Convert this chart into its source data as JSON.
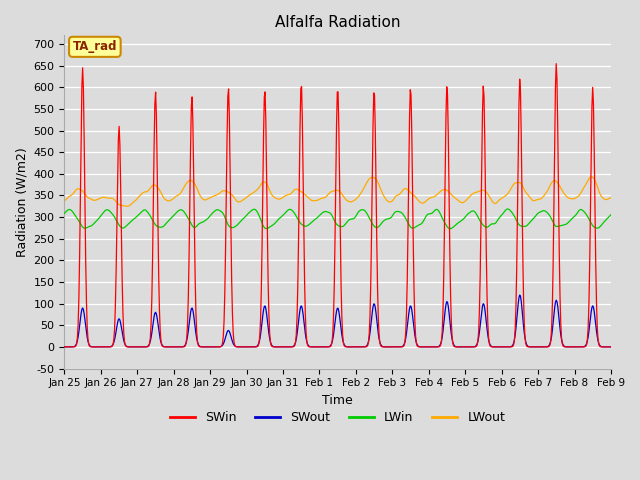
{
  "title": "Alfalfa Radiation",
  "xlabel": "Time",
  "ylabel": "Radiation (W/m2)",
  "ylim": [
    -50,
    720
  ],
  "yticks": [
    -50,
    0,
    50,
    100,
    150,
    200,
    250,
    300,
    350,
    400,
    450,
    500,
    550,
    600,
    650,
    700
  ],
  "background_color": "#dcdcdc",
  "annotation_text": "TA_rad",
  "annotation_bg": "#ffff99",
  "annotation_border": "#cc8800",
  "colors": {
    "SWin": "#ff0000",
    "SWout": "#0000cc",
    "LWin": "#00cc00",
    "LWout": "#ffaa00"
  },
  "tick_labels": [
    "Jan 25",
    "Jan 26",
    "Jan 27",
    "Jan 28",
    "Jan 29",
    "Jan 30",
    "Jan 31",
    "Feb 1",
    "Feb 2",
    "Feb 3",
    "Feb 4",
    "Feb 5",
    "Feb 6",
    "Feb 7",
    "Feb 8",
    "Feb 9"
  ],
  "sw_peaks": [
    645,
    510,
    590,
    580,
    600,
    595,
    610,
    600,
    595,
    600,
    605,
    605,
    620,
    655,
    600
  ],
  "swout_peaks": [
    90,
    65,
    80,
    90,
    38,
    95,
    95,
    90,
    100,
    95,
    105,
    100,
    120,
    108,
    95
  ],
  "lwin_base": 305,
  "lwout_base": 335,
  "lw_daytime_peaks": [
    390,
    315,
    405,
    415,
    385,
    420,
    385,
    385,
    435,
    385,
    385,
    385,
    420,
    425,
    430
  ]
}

=-=-=

» PROBLEM
Verbatim reproduction of every record is required; images are left out.

» RESULT
Convert this chart into its source data as JSON.
{
  "title": "Alfalfa Radiation",
  "xlabel": "Time",
  "ylabel": "Radiation (W/m2)",
  "ylim": [
    -50,
    720
  ],
  "yticks": [
    -50,
    0,
    50,
    100,
    150,
    200,
    250,
    300,
    350,
    400,
    450,
    500,
    550,
    600,
    650,
    700
  ],
  "background_color": "#dcdcdc",
  "annotation_text": "TA_rad",
  "annotation_bg": "#ffff99",
  "annotation_border": "#cc8800",
  "colors": {
    "SWin": "#ff0000",
    "SWout": "#0000cc",
    "LWin": "#00cc00",
    "LWout": "#ffaa00"
  },
  "tick_labels": [
    "Jan 25",
    "Jan 26",
    "Jan 27",
    "Jan 28",
    "Jan 29",
    "Jan 30",
    "Jan 31",
    "Feb 1",
    "Feb 2",
    "Feb 3",
    "Feb 4",
    "Feb 5",
    "Feb 6",
    "Feb 7",
    "Feb 8",
    "Feb 9"
  ],
  "sw_peaks": [
    645,
    510,
    590,
    580,
    600,
    595,
    610,
    600,
    595,
    600,
    605,
    605,
    620,
    655,
    600
  ],
  "swout_peaks": [
    90,
    65,
    80,
    90,
    38,
    95,
    95,
    90,
    100,
    95,
    105,
    100,
    120,
    108,
    95
  ],
  "lwin_base": 305,
  "lwout_base": 335,
  "lw_daytime_peaks": [
    390,
    315,
    405,
    415,
    385,
    420,
    385,
    385,
    435,
    385,
    385,
    385,
    420,
    425,
    430
  ]
}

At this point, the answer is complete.